Material supplied
^^^^^^^^
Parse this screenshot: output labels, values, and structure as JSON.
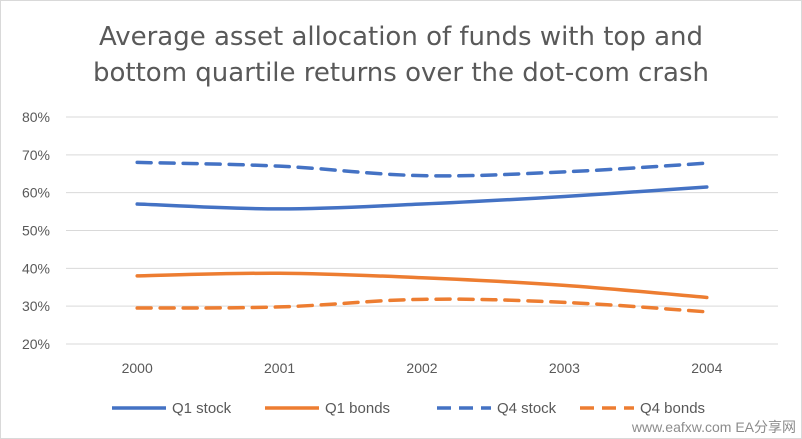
{
  "chart_data": {
    "type": "line",
    "title_line1": "Average asset allocation of funds with top and",
    "title_line2": "bottom quartile returns over the dot-com crash",
    "categories": [
      "2000",
      "2001",
      "2002",
      "2003",
      "2004"
    ],
    "ylim": [
      0.2,
      0.8
    ],
    "yticks": [
      "20%",
      "30%",
      "40%",
      "50%",
      "60%",
      "70%",
      "80%"
    ],
    "grid": true,
    "legend_position": "bottom",
    "series": [
      {
        "name": "Q1 stock",
        "values": [
          0.57,
          0.557,
          0.57,
          0.59,
          0.615
        ],
        "color": "#4472c4",
        "dashed": false
      },
      {
        "name": "Q1 bonds",
        "values": [
          0.38,
          0.387,
          0.375,
          0.355,
          0.323
        ],
        "color": "#ed7d31",
        "dashed": false
      },
      {
        "name": "Q4 stock",
        "values": [
          0.68,
          0.67,
          0.645,
          0.655,
          0.678
        ],
        "color": "#4472c4",
        "dashed": true
      },
      {
        "name": "Q4 bonds",
        "values": [
          0.295,
          0.298,
          0.318,
          0.31,
          0.285
        ],
        "color": "#ed7d31",
        "dashed": true
      }
    ]
  },
  "watermark": "www.eafxw.com  EA分享网"
}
^^^^^^^^
Problem requirements
Using the data above, print every line exactly, omitting pictures.

Exercise response
Parse this screenshot: output labels, values, and structure as JSON.
{
  "chart_data": {
    "type": "line",
    "title_line1": "Average asset allocation of funds with top and",
    "title_line2": "bottom quartile returns over the dot-com crash",
    "categories": [
      "2000",
      "2001",
      "2002",
      "2003",
      "2004"
    ],
    "ylim": [
      0.2,
      0.8
    ],
    "yticks": [
      "20%",
      "30%",
      "40%",
      "50%",
      "60%",
      "70%",
      "80%"
    ],
    "grid": true,
    "legend_position": "bottom",
    "series": [
      {
        "name": "Q1 stock",
        "values": [
          0.57,
          0.557,
          0.57,
          0.59,
          0.615
        ],
        "color": "#4472c4",
        "dashed": false
      },
      {
        "name": "Q1 bonds",
        "values": [
          0.38,
          0.387,
          0.375,
          0.355,
          0.323
        ],
        "color": "#ed7d31",
        "dashed": false
      },
      {
        "name": "Q4 stock",
        "values": [
          0.68,
          0.67,
          0.645,
          0.655,
          0.678
        ],
        "color": "#4472c4",
        "dashed": true
      },
      {
        "name": "Q4 bonds",
        "values": [
          0.295,
          0.298,
          0.318,
          0.31,
          0.285
        ],
        "color": "#ed7d31",
        "dashed": true
      }
    ]
  },
  "watermark": "www.eafxw.com  EA分享网"
}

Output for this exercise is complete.